» WHAT YOU WILL DO: Return all the data below as it stands, minus the pictures.

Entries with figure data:
——————————

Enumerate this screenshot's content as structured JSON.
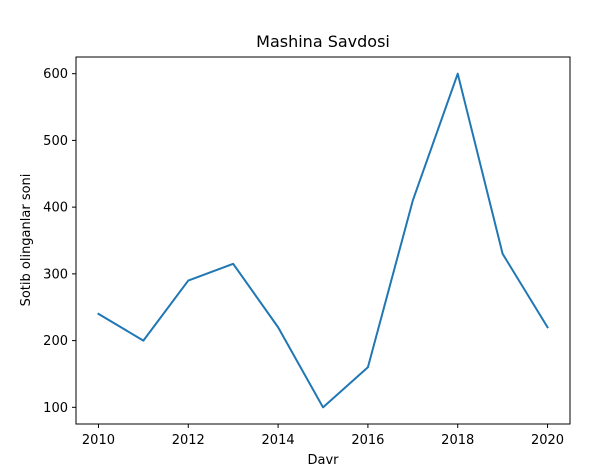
{
  "chart_data": {
    "type": "line",
    "title": "Mashina Savdosi",
    "xlabel": "Davr",
    "ylabel": "Sotib olinganlar soni",
    "x": [
      2010,
      2011,
      2012,
      2013,
      2014,
      2015,
      2016,
      2017,
      2018,
      2019,
      2020
    ],
    "series": [
      {
        "values": [
          240,
          200,
          290,
          315,
          220,
          100,
          160,
          410,
          600,
          330,
          220
        ],
        "color": "#1f77b4"
      }
    ],
    "xlim": [
      2009.5,
      2020.5
    ],
    "ylim": [
      75,
      625
    ],
    "xticks": [
      "2010",
      "2012",
      "2014",
      "2016",
      "2018",
      "2020"
    ],
    "yticks": [
      "100",
      "200",
      "300",
      "400",
      "500",
      "600"
    ],
    "grid": false,
    "legend": "none"
  }
}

——————————

» TASK SOLUTION:
Enumerate this screenshot's content as structured JSON.
{
  "chart_data": {
    "type": "line",
    "title": "Mashina Savdosi",
    "xlabel": "Davr",
    "ylabel": "Sotib olinganlar soni",
    "x": [
      2010,
      2011,
      2012,
      2013,
      2014,
      2015,
      2016,
      2017,
      2018,
      2019,
      2020
    ],
    "series": [
      {
        "values": [
          240,
          200,
          290,
          315,
          220,
          100,
          160,
          410,
          600,
          330,
          220
        ],
        "color": "#1f77b4"
      }
    ],
    "xlim": [
      2009.5,
      2020.5
    ],
    "ylim": [
      75,
      625
    ],
    "xticks": [
      "2010",
      "2012",
      "2014",
      "2016",
      "2018",
      "2020"
    ],
    "yticks": [
      "100",
      "200",
      "300",
      "400",
      "500",
      "600"
    ],
    "grid": false,
    "legend": "none"
  }
}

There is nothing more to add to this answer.